*** Data supplied ***

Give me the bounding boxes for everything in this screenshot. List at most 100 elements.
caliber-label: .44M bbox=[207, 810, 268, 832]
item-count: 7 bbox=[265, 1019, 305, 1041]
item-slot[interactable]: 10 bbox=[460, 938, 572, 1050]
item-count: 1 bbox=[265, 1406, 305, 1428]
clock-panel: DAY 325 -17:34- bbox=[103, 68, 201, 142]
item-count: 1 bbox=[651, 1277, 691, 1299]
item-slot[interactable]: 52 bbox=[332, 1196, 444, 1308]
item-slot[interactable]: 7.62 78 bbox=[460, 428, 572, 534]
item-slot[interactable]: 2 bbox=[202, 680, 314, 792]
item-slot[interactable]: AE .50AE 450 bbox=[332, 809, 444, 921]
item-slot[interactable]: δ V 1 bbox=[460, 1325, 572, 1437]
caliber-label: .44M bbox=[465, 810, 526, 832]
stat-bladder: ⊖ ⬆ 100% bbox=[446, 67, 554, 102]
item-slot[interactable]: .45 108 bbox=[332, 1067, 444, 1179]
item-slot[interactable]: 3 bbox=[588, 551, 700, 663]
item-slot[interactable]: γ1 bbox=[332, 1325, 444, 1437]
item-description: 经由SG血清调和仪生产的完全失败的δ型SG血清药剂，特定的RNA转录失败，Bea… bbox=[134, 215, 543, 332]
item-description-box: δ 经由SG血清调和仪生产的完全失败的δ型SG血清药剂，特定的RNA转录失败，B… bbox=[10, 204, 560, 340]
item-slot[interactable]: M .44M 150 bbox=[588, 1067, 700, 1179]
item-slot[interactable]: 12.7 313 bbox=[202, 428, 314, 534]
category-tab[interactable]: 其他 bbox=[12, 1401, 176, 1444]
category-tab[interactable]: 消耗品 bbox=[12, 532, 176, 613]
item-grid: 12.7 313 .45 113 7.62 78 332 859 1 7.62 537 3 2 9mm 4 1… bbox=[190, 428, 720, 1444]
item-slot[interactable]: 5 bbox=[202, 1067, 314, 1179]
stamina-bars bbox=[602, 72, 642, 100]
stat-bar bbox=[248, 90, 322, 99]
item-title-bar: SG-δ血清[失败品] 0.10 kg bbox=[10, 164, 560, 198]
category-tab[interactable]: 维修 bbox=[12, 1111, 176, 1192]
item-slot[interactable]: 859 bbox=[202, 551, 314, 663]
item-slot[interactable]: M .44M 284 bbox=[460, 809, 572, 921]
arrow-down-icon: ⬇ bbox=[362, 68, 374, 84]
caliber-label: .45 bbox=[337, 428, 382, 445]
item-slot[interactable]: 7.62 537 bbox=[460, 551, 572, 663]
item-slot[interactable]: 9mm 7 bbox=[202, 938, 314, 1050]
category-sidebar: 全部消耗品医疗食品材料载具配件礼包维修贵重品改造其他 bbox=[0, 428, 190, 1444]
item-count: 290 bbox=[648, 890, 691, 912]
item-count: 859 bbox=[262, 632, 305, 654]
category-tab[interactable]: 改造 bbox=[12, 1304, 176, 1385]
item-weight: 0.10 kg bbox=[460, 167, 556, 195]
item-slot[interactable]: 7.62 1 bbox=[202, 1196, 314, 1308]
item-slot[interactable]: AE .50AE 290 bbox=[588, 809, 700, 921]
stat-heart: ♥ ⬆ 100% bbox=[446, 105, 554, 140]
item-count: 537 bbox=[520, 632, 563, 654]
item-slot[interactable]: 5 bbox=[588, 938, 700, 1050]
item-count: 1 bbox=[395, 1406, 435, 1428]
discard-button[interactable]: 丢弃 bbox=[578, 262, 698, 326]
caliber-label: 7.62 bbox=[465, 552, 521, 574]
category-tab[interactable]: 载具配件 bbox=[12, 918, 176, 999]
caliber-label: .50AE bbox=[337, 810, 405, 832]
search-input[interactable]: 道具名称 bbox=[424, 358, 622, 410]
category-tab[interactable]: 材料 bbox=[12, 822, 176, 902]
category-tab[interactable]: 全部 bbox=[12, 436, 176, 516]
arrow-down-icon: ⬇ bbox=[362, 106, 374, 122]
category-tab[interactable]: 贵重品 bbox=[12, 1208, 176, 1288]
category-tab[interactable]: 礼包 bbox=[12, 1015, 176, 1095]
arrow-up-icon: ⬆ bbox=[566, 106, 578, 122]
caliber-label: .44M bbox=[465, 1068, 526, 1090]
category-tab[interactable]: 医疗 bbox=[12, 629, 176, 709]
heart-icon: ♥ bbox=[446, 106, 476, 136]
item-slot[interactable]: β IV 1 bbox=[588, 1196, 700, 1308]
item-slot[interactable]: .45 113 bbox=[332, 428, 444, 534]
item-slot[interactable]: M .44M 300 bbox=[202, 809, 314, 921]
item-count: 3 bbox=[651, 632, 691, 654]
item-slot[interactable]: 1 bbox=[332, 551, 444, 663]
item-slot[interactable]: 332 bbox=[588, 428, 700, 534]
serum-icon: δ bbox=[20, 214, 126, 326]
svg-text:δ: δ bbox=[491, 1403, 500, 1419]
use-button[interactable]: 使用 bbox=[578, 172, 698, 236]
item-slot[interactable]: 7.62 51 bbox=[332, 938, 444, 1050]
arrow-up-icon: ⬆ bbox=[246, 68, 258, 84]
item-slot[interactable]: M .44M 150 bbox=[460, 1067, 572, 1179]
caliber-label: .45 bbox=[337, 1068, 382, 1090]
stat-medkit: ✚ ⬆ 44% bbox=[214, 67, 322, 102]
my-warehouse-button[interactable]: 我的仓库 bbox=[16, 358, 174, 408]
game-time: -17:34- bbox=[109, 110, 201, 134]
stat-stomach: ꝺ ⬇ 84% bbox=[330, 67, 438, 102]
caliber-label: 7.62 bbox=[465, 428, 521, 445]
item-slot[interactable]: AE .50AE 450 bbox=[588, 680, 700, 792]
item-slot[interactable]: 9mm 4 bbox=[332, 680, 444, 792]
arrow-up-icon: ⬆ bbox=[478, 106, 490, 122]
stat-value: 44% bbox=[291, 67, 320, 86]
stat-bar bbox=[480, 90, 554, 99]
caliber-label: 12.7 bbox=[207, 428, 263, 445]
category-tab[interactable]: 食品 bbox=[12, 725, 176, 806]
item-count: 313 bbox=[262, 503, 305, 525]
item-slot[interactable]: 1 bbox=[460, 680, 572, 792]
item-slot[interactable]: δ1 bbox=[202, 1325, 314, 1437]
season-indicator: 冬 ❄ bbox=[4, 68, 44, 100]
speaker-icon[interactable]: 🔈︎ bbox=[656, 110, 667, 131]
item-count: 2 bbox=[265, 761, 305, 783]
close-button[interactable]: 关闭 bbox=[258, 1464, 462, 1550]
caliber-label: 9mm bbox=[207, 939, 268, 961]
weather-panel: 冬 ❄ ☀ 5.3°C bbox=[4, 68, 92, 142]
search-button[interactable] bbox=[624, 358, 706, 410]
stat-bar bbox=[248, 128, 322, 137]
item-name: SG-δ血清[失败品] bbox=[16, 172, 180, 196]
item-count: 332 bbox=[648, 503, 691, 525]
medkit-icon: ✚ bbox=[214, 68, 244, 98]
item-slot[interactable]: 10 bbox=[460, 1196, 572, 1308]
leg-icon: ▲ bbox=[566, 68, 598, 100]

***

What you should do:
Rewrite the entries above with every "caliber-label" changed to "ammo-label", keeping everything else the same.

Complete response:
Give me the bounding boxes for everything in this screenshot. List at most 100 elements.
ammo-label: .44M bbox=[207, 810, 268, 832]
item-count: 7 bbox=[265, 1019, 305, 1041]
item-slot[interactable]: 10 bbox=[460, 938, 572, 1050]
item-count: 1 bbox=[265, 1406, 305, 1428]
clock-panel: DAY 325 -17:34- bbox=[103, 68, 201, 142]
item-count: 1 bbox=[651, 1277, 691, 1299]
item-slot[interactable]: 52 bbox=[332, 1196, 444, 1308]
item-slot[interactable]: 7.62 78 bbox=[460, 428, 572, 534]
item-slot[interactable]: 2 bbox=[202, 680, 314, 792]
item-slot[interactable]: AE .50AE 450 bbox=[332, 809, 444, 921]
item-slot[interactable]: δ V 1 bbox=[460, 1325, 572, 1437]
ammo-label: .44M bbox=[465, 810, 526, 832]
stat-bladder: ⊖ ⬆ 100% bbox=[446, 67, 554, 102]
item-slot[interactable]: .45 108 bbox=[332, 1067, 444, 1179]
item-slot[interactable]: 3 bbox=[588, 551, 700, 663]
item-slot[interactable]: γ1 bbox=[332, 1325, 444, 1437]
item-description: 经由SG血清调和仪生产的完全失败的δ型SG血清药剂，特定的RNA转录失败，Bea… bbox=[134, 215, 543, 332]
item-description-box: δ 经由SG血清调和仪生产的完全失败的δ型SG血清药剂，特定的RNA转录失败，B… bbox=[10, 204, 560, 340]
item-slot[interactable]: M .44M 150 bbox=[588, 1067, 700, 1179]
item-slot[interactable]: 12.7 313 bbox=[202, 428, 314, 534]
category-tab[interactable]: 其他 bbox=[12, 1401, 176, 1444]
category-tab[interactable]: 消耗品 bbox=[12, 532, 176, 613]
item-grid: 12.7 313 .45 113 7.62 78 332 859 1 7.62 537 3 2 9mm 4 1… bbox=[190, 428, 720, 1444]
item-slot[interactable]: 5 bbox=[202, 1067, 314, 1179]
stamina-bars bbox=[602, 72, 642, 100]
stat-bar bbox=[248, 90, 322, 99]
item-title-bar: SG-δ血清[失败品] 0.10 kg bbox=[10, 164, 560, 198]
category-tab[interactable]: 维修 bbox=[12, 1111, 176, 1192]
item-slot[interactable]: 859 bbox=[202, 551, 314, 663]
item-slot[interactable]: M .44M 284 bbox=[460, 809, 572, 921]
arrow-down-icon: ⬇ bbox=[362, 68, 374, 84]
ammo-label: .45 bbox=[337, 428, 382, 445]
item-slot[interactable]: 7.62 537 bbox=[460, 551, 572, 663]
item-slot[interactable]: 9mm 7 bbox=[202, 938, 314, 1050]
category-sidebar: 全部消耗品医疗食品材料载具配件礼包维修贵重品改造其他 bbox=[0, 428, 190, 1444]
item-count: 290 bbox=[648, 890, 691, 912]
item-count: 859 bbox=[262, 632, 305, 654]
category-tab[interactable]: 改造 bbox=[12, 1304, 176, 1385]
item-weight: 0.10 kg bbox=[460, 167, 556, 195]
item-slot[interactable]: 7.62 1 bbox=[202, 1196, 314, 1308]
item-slot[interactable]: AE .50AE 290 bbox=[588, 809, 700, 921]
stat-heart: ♥ ⬆ 100% bbox=[446, 105, 554, 140]
item-count: 537 bbox=[520, 632, 563, 654]
item-slot[interactable]: 5 bbox=[588, 938, 700, 1050]
item-count: 1 bbox=[395, 1406, 435, 1428]
discard-button[interactable]: 丢弃 bbox=[578, 262, 698, 326]
ammo-label: 7.62 bbox=[465, 552, 521, 574]
category-tab[interactable]: 载具配件 bbox=[12, 918, 176, 999]
ammo-label: .50AE bbox=[337, 810, 405, 832]
search-input[interactable]: 道具名称 bbox=[424, 358, 622, 410]
category-tab[interactable]: 材料 bbox=[12, 822, 176, 902]
category-tab[interactable]: 全部 bbox=[12, 436, 176, 516]
arrow-down-icon: ⬇ bbox=[362, 106, 374, 122]
category-tab[interactable]: 贵重品 bbox=[12, 1208, 176, 1288]
category-tab[interactable]: 礼包 bbox=[12, 1015, 176, 1095]
arrow-up-icon: ⬆ bbox=[566, 106, 578, 122]
ammo-label: .44M bbox=[465, 1068, 526, 1090]
category-tab[interactable]: 医疗 bbox=[12, 629, 176, 709]
heart-icon: ♥ bbox=[446, 106, 476, 136]
item-slot[interactable]: β IV 1 bbox=[588, 1196, 700, 1308]
item-slot[interactable]: .45 113 bbox=[332, 428, 444, 534]
item-slot[interactable]: M .44M 300 bbox=[202, 809, 314, 921]
item-count: 3 bbox=[651, 632, 691, 654]
item-slot[interactable]: 1 bbox=[332, 551, 444, 663]
item-slot[interactable]: 332 bbox=[588, 428, 700, 534]
serum-icon: δ bbox=[20, 214, 126, 326]
svg-text:δ: δ bbox=[491, 1403, 500, 1419]
use-button[interactable]: 使用 bbox=[578, 172, 698, 236]
item-slot[interactable]: 7.62 51 bbox=[332, 938, 444, 1050]
arrow-up-icon: ⬆ bbox=[246, 68, 258, 84]
item-slot[interactable]: M .44M 150 bbox=[460, 1067, 572, 1179]
ammo-label: .45 bbox=[337, 1068, 382, 1090]
stat-medkit: ✚ ⬆ 44% bbox=[214, 67, 322, 102]
my-warehouse-button[interactable]: 我的仓库 bbox=[16, 358, 174, 408]
game-time: -17:34- bbox=[109, 110, 201, 134]
stat-stomach: ꝺ ⬇ 84% bbox=[330, 67, 438, 102]
ammo-label: 7.62 bbox=[465, 428, 521, 445]
item-slot[interactable]: AE .50AE 450 bbox=[588, 680, 700, 792]
item-slot[interactable]: 9mm 4 bbox=[332, 680, 444, 792]
arrow-up-icon: ⬆ bbox=[478, 106, 490, 122]
stat-value: 44% bbox=[291, 67, 320, 86]
stat-bar bbox=[480, 90, 554, 99]
ammo-label: 12.7 bbox=[207, 428, 263, 445]
category-tab[interactable]: 食品 bbox=[12, 725, 176, 806]
item-count: 313 bbox=[262, 503, 305, 525]
item-slot[interactable]: 1 bbox=[460, 680, 572, 792]
item-slot[interactable]: δ1 bbox=[202, 1325, 314, 1437]
season-indicator: 冬 ❄ bbox=[4, 68, 44, 100]
speaker-icon[interactable]: 🔈︎ bbox=[656, 110, 667, 131]
item-count: 2 bbox=[265, 761, 305, 783]
close-button[interactable]: 关闭 bbox=[258, 1464, 462, 1550]
ammo-label: 9mm bbox=[207, 939, 268, 961]
weather-panel: 冬 ❄ ☀ 5.3°C bbox=[4, 68, 92, 142]
search-button[interactable] bbox=[624, 358, 706, 410]
stat-bar bbox=[248, 128, 322, 137]
item-name: SG-δ血清[失败品] bbox=[16, 172, 180, 196]
item-count: 332 bbox=[648, 503, 691, 525]
medkit-icon: ✚ bbox=[214, 68, 244, 98]
item-slot[interactable]: 10 bbox=[460, 1196, 572, 1308]
leg-icon: ▲ bbox=[566, 68, 598, 100]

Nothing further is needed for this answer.